[Stored data]
________

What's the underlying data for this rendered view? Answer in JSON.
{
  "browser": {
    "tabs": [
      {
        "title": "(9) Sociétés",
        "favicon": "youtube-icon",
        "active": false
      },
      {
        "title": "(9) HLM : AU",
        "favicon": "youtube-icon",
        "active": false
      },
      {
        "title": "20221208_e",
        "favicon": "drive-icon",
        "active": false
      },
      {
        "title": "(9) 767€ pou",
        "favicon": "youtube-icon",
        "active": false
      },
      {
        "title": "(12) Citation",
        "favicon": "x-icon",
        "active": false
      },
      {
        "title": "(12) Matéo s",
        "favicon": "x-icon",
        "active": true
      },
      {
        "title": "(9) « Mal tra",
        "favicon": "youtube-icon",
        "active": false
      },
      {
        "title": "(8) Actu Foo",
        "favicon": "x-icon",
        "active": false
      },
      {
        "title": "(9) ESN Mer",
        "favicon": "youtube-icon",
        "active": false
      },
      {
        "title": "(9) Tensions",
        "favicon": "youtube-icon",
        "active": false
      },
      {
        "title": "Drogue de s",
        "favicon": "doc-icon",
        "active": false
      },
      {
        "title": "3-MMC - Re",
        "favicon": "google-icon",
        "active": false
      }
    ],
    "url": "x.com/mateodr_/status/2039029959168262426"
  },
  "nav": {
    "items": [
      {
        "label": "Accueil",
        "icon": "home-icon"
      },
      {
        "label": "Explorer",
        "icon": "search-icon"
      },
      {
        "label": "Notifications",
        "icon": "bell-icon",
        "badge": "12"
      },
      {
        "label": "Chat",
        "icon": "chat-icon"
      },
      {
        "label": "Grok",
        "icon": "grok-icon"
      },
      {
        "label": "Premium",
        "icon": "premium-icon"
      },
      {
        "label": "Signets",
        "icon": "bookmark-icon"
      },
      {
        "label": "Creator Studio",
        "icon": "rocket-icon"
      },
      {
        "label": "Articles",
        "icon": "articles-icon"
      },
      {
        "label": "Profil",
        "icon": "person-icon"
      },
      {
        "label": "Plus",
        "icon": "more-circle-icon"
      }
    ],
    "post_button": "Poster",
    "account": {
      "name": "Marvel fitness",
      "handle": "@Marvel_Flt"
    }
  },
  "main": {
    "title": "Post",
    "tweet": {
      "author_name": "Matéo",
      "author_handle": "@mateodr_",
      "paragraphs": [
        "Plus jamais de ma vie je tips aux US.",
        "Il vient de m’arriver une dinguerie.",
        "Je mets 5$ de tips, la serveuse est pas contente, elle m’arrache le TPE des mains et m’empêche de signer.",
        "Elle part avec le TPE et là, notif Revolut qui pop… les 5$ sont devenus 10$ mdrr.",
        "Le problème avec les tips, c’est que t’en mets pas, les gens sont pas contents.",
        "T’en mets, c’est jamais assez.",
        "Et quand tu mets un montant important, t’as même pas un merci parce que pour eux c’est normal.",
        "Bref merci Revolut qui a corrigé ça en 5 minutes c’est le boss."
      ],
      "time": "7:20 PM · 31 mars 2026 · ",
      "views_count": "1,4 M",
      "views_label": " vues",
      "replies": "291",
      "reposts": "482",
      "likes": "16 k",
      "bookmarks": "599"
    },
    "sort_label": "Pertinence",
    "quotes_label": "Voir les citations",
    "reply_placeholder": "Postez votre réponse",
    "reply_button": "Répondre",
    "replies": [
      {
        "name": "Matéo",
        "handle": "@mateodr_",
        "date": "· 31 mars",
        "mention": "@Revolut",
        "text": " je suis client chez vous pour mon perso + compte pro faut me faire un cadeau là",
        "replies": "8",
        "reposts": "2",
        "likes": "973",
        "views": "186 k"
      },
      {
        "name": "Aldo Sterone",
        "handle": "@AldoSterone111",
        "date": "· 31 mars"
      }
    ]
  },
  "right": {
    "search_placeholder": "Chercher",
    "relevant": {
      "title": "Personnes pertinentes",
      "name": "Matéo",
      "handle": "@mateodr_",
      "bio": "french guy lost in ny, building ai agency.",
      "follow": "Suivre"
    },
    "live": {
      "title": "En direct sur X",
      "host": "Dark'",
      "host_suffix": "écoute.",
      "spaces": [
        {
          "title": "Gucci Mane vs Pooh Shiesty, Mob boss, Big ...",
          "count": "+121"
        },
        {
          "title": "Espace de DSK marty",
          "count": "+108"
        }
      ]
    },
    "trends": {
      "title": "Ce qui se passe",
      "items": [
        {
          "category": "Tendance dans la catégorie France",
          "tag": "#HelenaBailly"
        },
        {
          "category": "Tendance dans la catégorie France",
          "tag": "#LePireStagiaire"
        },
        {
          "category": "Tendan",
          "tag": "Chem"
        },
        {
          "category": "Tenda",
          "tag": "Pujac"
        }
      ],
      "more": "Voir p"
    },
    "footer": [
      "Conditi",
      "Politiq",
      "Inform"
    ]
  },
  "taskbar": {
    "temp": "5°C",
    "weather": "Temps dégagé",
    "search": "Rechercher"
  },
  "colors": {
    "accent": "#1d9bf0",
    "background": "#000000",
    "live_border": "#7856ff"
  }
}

________

STATED EXERCISE: Transcribe all entries exactly as they are given.

RESULT FOR THIS EXERCISE:
What's the underlying data for this rendered view? Answer in JSON.
{
  "browser": {
    "tabs": [
      {
        "title": "(9) Sociétés",
        "favicon": "youtube-icon",
        "active": false
      },
      {
        "title": "(9) HLM : AU",
        "favicon": "youtube-icon",
        "active": false
      },
      {
        "title": "20221208_e",
        "favicon": "drive-icon",
        "active": false
      },
      {
        "title": "(9) 767€ pou",
        "favicon": "youtube-icon",
        "active": false
      },
      {
        "title": "(12) Citation",
        "favicon": "x-icon",
        "active": false
      },
      {
        "title": "(12) Matéo s",
        "favicon": "x-icon",
        "active": true
      },
      {
        "title": "(9) « Mal tra",
        "favicon": "youtube-icon",
        "active": false
      },
      {
        "title": "(8) Actu Foo",
        "favicon": "x-icon",
        "active": false
      },
      {
        "title": "(9) ESN Mer",
        "favicon": "youtube-icon",
        "active": false
      },
      {
        "title": "(9) Tensions",
        "favicon": "youtube-icon",
        "active": false
      },
      {
        "title": "Drogue de s",
        "favicon": "doc-icon",
        "active": false
      },
      {
        "title": "3-MMC - Re",
        "favicon": "google-icon",
        "active": false
      }
    ],
    "url": "x.com/mateodr_/status/2039029959168262426"
  },
  "nav": {
    "items": [
      {
        "label": "Accueil",
        "icon": "home-icon"
      },
      {
        "label": "Explorer",
        "icon": "search-icon"
      },
      {
        "label": "Notifications",
        "icon": "bell-icon",
        "badge": "12"
      },
      {
        "label": "Chat",
        "icon": "chat-icon"
      },
      {
        "label": "Grok",
        "icon": "grok-icon"
      },
      {
        "label": "Premium",
        "icon": "premium-icon"
      },
      {
        "label": "Signets",
        "icon": "bookmark-icon"
      },
      {
        "label": "Creator Studio",
        "icon": "rocket-icon"
      },
      {
        "label": "Articles",
        "icon": "articles-icon"
      },
      {
        "label": "Profil",
        "icon": "person-icon"
      },
      {
        "label": "Plus",
        "icon": "more-circle-icon"
      }
    ],
    "post_button": "Poster",
    "account": {
      "name": "Marvel fitness",
      "handle": "@Marvel_Flt"
    }
  },
  "main": {
    "title": "Post",
    "tweet": {
      "author_name": "Matéo",
      "author_handle": "@mateodr_",
      "paragraphs": [
        "Plus jamais de ma vie je tips aux US.",
        "Il vient de m’arriver une dinguerie.",
        "Je mets 5$ de tips, la serveuse est pas contente, elle m’arrache le TPE des mains et m’empêche de signer.",
        "Elle part avec le TPE et là, notif Revolut qui pop… les 5$ sont devenus 10$ mdrr.",
        "Le problème avec les tips, c’est que t’en mets pas, les gens sont pas contents.",
        "T’en mets, c’est jamais assez.",
        "Et quand tu mets un montant important, t’as même pas un merci parce que pour eux c’est normal.",
        "Bref merci Revolut qui a corrigé ça en 5 minutes c’est le boss."
      ],
      "time": "7:20 PM · 31 mars 2026 · ",
      "views_count": "1,4 M",
      "views_label": " vues",
      "replies": "291",
      "reposts": "482",
      "likes": "16 k",
      "bookmarks": "599"
    },
    "sort_label": "Pertinence",
    "quotes_label": "Voir les citations",
    "reply_placeholder": "Postez votre réponse",
    "reply_button": "Répondre",
    "replies": [
      {
        "name": "Matéo",
        "handle": "@mateodr_",
        "date": "· 31 mars",
        "mention": "@Revolut",
        "text": " je suis client chez vous pour mon perso + compte pro faut me faire un cadeau là",
        "replies": "8",
        "reposts": "2",
        "likes": "973",
        "views": "186 k"
      },
      {
        "name": "Aldo Sterone",
        "handle": "@AldoSterone111",
        "date": "· 31 mars"
      }
    ]
  },
  "right": {
    "search_placeholder": "Chercher",
    "relevant": {
      "title": "Personnes pertinentes",
      "name": "Matéo",
      "handle": "@mateodr_",
      "bio": "french guy lost in ny, building ai agency.",
      "follow": "Suivre"
    },
    "live": {
      "title": "En direct sur X",
      "host": "Dark'",
      "host_suffix": "écoute.",
      "spaces": [
        {
          "title": "Gucci Mane vs Pooh Shiesty, Mob boss, Big ...",
          "count": "+121"
        },
        {
          "title": "Espace de DSK marty",
          "count": "+108"
        }
      ]
    },
    "trends": {
      "title": "Ce qui se passe",
      "items": [
        {
          "category": "Tendance dans la catégorie France",
          "tag": "#HelenaBailly"
        },
        {
          "category": "Tendance dans la catégorie France",
          "tag": "#LePireStagiaire"
        },
        {
          "category": "Tendan",
          "tag": "Chem"
        },
        {
          "category": "Tenda",
          "tag": "Pujac"
        }
      ],
      "more": "Voir p"
    },
    "footer": [
      "Conditi",
      "Politiq",
      "Inform"
    ]
  },
  "taskbar": {
    "temp": "5°C",
    "weather": "Temps dégagé",
    "search": "Rechercher"
  },
  "colors": {
    "accent": "#1d9bf0",
    "background": "#000000",
    "live_border": "#7856ff"
  }
}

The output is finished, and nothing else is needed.